Written exercise
Locate each line in the entries that contains the string "legend" and copy those lines in full.

[Annotated element listings]
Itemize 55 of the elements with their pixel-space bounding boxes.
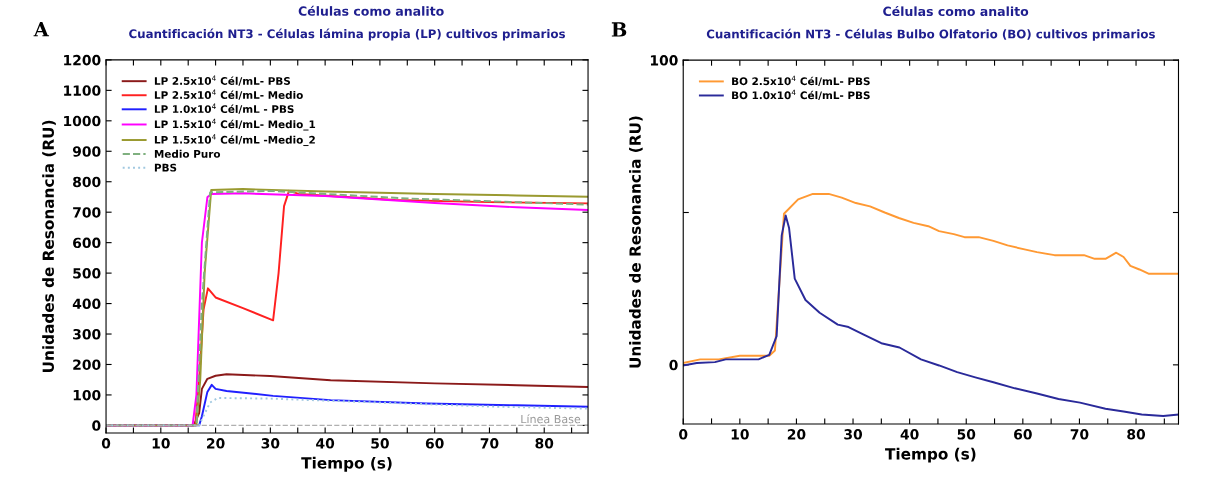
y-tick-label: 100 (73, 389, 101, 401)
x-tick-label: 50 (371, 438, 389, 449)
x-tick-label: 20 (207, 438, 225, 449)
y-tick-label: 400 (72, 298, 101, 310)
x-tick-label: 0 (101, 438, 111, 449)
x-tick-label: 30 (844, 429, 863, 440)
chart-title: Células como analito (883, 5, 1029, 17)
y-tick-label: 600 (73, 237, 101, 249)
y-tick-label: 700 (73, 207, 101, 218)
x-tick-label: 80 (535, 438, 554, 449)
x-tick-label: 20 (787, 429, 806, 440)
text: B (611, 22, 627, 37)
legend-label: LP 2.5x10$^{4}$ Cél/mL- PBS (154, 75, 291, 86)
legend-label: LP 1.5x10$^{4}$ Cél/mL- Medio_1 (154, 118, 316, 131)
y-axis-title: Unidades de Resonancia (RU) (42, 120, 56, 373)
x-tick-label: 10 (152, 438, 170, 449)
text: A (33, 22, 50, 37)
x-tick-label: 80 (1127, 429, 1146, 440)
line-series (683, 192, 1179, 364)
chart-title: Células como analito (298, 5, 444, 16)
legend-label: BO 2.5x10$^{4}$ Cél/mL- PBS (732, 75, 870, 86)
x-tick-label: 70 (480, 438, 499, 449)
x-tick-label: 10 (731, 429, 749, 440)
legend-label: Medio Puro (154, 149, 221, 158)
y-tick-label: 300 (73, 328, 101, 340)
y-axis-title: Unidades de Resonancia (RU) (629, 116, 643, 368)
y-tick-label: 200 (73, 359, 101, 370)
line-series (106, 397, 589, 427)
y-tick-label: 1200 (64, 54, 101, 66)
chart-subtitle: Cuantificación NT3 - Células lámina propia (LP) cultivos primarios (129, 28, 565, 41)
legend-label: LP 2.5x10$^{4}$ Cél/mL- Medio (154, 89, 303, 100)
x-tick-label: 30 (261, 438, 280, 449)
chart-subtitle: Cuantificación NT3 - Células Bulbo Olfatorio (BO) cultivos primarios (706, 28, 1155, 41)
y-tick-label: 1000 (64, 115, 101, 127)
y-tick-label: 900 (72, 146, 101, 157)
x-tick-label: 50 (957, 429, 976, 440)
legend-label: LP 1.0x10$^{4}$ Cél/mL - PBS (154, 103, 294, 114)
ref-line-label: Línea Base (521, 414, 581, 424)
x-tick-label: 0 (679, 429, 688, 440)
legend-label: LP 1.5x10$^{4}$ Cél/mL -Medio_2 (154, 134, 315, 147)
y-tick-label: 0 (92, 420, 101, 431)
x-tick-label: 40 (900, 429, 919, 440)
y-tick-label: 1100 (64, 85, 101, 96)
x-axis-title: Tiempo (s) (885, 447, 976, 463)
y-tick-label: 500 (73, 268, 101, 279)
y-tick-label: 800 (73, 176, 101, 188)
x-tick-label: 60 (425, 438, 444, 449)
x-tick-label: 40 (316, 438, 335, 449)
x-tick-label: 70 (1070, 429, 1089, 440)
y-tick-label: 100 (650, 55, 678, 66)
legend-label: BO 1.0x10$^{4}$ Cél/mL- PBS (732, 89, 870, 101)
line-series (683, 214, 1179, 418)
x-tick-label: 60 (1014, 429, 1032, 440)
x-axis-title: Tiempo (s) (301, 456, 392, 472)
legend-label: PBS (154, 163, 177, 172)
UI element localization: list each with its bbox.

Right answer
legend-label: LP 2.5x10$^{4}$ Cél/mL- PBS (154, 75, 291, 86)
legend-label: LP 1.5x10$^{4}$ Cél/mL- Medio_1 (154, 118, 316, 131)
legend-label: BO 2.5x10$^{4}$ Cél/mL- PBS (732, 75, 870, 86)
legend-label: Medio Puro (154, 149, 221, 158)
legend-label: LP 2.5x10$^{4}$ Cél/mL- Medio (154, 89, 303, 100)
legend-label: LP 1.0x10$^{4}$ Cél/mL - PBS (154, 103, 294, 114)
legend-label: LP 1.5x10$^{4}$ Cél/mL -Medio_2 (154, 134, 315, 147)
legend-label: BO 1.0x10$^{4}$ Cél/mL- PBS (732, 89, 870, 101)
legend-label: PBS (154, 163, 177, 172)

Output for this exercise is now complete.